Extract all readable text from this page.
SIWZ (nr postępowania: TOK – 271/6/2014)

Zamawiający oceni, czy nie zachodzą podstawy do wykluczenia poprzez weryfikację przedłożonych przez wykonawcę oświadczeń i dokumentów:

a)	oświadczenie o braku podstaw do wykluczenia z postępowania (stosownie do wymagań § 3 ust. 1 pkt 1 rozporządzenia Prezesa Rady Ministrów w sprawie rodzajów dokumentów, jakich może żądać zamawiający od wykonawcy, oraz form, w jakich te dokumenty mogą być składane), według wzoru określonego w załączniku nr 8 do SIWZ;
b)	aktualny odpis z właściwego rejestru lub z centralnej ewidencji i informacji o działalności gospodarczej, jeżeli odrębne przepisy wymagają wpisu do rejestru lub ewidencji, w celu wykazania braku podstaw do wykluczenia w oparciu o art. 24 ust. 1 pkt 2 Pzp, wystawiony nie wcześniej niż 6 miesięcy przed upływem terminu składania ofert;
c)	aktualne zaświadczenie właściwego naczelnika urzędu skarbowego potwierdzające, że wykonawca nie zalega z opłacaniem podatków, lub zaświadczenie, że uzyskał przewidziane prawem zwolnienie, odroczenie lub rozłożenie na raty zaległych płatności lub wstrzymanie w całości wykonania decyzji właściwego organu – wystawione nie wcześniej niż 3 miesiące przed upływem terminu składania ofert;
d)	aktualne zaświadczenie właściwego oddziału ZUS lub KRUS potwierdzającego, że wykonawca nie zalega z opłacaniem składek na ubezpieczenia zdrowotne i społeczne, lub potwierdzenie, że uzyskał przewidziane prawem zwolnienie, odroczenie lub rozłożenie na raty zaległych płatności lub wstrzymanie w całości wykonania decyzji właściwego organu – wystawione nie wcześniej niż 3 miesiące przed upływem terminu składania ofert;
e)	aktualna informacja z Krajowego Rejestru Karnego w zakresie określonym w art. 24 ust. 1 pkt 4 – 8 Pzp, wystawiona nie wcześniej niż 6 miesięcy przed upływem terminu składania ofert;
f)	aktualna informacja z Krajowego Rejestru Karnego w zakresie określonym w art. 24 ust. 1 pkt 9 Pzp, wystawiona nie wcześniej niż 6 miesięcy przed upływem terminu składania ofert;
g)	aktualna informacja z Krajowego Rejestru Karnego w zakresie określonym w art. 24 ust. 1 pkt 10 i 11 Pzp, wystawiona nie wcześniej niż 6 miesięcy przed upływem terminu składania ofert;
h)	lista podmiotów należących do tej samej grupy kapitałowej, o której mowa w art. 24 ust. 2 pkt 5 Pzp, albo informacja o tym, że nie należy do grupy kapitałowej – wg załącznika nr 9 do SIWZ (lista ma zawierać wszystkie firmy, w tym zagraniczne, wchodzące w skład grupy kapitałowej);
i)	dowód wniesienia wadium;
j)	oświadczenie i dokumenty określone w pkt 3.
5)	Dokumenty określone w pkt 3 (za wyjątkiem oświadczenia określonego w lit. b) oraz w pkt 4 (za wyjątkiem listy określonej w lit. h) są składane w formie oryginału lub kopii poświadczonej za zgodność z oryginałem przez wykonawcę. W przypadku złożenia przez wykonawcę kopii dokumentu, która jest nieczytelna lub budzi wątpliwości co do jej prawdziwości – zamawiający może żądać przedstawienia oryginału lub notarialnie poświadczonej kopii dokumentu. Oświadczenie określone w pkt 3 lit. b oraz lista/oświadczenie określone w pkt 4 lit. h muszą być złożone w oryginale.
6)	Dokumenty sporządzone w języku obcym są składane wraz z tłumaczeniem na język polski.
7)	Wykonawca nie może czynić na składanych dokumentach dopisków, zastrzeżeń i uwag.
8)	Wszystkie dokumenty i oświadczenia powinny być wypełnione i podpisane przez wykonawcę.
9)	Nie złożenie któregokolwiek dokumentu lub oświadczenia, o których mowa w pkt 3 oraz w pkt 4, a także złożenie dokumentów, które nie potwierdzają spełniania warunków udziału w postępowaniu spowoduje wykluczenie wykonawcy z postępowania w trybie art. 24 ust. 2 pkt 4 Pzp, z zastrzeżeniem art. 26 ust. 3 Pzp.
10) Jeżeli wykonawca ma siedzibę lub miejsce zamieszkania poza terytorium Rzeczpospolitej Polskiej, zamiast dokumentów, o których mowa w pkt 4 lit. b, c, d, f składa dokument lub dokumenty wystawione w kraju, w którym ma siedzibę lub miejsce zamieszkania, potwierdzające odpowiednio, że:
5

::::

Can you restate every record above word for word?

Extract all readable text from this page.
SIWZ (nr postępowania: TOK – 271/6/2014)

Zamawiający oceni, czy nie zachodzą podstawy do wykluczenia poprzez weryfikację przedłożonych przez wykonawcę oświadczeń i dokumentów:

a)	oświadczenie o braku podstaw do wykluczenia z postępowania (stosownie do wymagań § 3 ust. 1 pkt 1 rozporządzenia Prezesa Rady Ministrów w sprawie rodzajów dokumentów, jakich może żądać zamawiający od wykonawcy, oraz form, w jakich te dokumenty mogą być składane), według wzoru określonego w załączniku nr 8 do SIWZ;
b)	aktualny odpis z właściwego rejestru lub z centralnej ewidencji i informacji o działalności gospodarczej, jeżeli odrębne przepisy wymagają wpisu do rejestru lub ewidencji, w celu wykazania braku podstaw do wykluczenia w oparciu o art. 24 ust. 1 pkt 2 Pzp, wystawiony nie wcześniej niż 6 miesięcy przed upływem terminu składania ofert;
c)	aktualne zaświadczenie właściwego naczelnika urzędu skarbowego potwierdzające, że wykonawca nie zalega z opłacaniem podatków, lub zaświadczenie, że uzyskał przewidziane prawem zwolnienie, odroczenie lub rozłożenie na raty zaległych płatności lub wstrzymanie w całości wykonania decyzji właściwego organu – wystawione nie wcześniej niż 3 miesiące przed upływem terminu składania ofert;
d)	aktualne zaświadczenie właściwego oddziału ZUS lub KRUS potwierdzającego, że wykonawca nie zalega z opłacaniem składek na ubezpieczenia zdrowotne i społeczne, lub potwierdzenie, że uzyskał przewidziane prawem zwolnienie, odroczenie lub rozłożenie na raty zaległych płatności lub wstrzymanie w całości wykonania decyzji właściwego organu – wystawione nie wcześniej niż 3 miesiące przed upływem terminu składania ofert;
e)	aktualna informacja z Krajowego Rejestru Karnego w zakresie określonym w art. 24 ust. 1 pkt 4 – 8 Pzp, wystawiona nie wcześniej niż 6 miesięcy przed upływem terminu składania ofert;
f)	aktualna informacja z Krajowego Rejestru Karnego w zakresie określonym w art. 24 ust. 1 pkt 9 Pzp, wystawiona nie wcześniej niż 6 miesięcy przed upływem terminu składania ofert;
g)	aktualna informacja z Krajowego Rejestru Karnego w zakresie określonym w art. 24 ust. 1 pkt 10 i 11 Pzp, wystawiona nie wcześniej niż 6 miesięcy przed upływem terminu składania ofert;
h)	lista podmiotów należących do tej samej grupy kapitałowej, o której mowa w art. 24 ust. 2 pkt 5 Pzp, albo informacja o tym, że nie należy do grupy kapitałowej – wg załącznika nr 9 do SIWZ (lista ma zawierać wszystkie firmy, w tym zagraniczne, wchodzące w skład grupy kapitałowej);
i)	dowód wniesienia wadium;
j)	oświadczenie i dokumenty określone w pkt 3.
5)	Dokumenty określone w pkt 3 (za wyjątkiem oświadczenia określonego w lit. b) oraz w pkt 4 (za wyjątkiem listy określonej w lit. h) są składane w formie oryginału lub kopii poświadczonej za zgodność z oryginałem przez wykonawcę. W przypadku złożenia przez wykonawcę kopii dokumentu, która jest nieczytelna lub budzi wątpliwości co do jej prawdziwości – zamawiający może żądać przedstawienia oryginału lub notarialnie poświadczonej kopii dokumentu. Oświadczenie określone w pkt 3 lit. b oraz lista/oświadczenie określone w pkt 4 lit. h muszą być złożone w oryginale.
6)	Dokumenty sporządzone w języku obcym są składane wraz z tłumaczeniem na język polski.
7)	Wykonawca nie może czynić na składanych dokumentach dopisków, zastrzeżeń i uwag.
8)	Wszystkie dokumenty i oświadczenia powinny być wypełnione i podpisane przez wykonawcę.
9)	Nie złożenie któregokolwiek dokumentu lub oświadczenia, o których mowa w pkt 3 oraz w pkt 4, a także złożenie dokumentów, które nie potwierdzają spełniania warunków udziału w postępowaniu spowoduje wykluczenie wykonawcy z postępowania w trybie art. 24 ust. 2 pkt 4 Pzp, z zastrzeżeniem art. 26 ust. 3 Pzp.
10) Jeżeli wykonawca ma siedzibę lub miejsce zamieszkania poza terytorium Rzeczpospolitej Polskiej, zamiast dokumentów, o których mowa w pkt 4 lit. b, c, d, f składa dokument lub dokumenty wystawione w kraju, w którym ma siedzibę lub miejsce zamieszkania, potwierdzające odpowiednio, że:
5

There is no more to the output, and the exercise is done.